SOURCE DATA =>
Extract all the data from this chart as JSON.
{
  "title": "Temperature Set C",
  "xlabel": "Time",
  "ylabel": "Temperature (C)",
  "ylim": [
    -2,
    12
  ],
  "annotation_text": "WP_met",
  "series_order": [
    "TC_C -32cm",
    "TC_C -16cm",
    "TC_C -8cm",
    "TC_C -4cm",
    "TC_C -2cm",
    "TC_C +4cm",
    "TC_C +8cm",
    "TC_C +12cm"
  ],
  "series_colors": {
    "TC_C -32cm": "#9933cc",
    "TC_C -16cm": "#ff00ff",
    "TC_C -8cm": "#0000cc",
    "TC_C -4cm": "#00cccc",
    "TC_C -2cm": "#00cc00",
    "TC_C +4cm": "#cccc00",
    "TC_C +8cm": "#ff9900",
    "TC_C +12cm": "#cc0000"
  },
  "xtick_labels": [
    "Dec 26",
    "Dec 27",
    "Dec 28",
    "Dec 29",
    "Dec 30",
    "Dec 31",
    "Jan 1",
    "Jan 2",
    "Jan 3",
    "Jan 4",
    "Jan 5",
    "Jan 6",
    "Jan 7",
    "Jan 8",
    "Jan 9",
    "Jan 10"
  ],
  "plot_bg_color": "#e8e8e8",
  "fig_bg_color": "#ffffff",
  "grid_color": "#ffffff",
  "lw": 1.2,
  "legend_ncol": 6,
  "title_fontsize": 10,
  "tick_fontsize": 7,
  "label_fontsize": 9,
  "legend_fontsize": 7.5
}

TASK PROMPT =>
Check each line above for the word "ffffff", and copy the lines where it appears.

EXERCISE RESPONSE =>
  "fig_bg_color": "#ffffff",
  "grid_color": "#ffffff",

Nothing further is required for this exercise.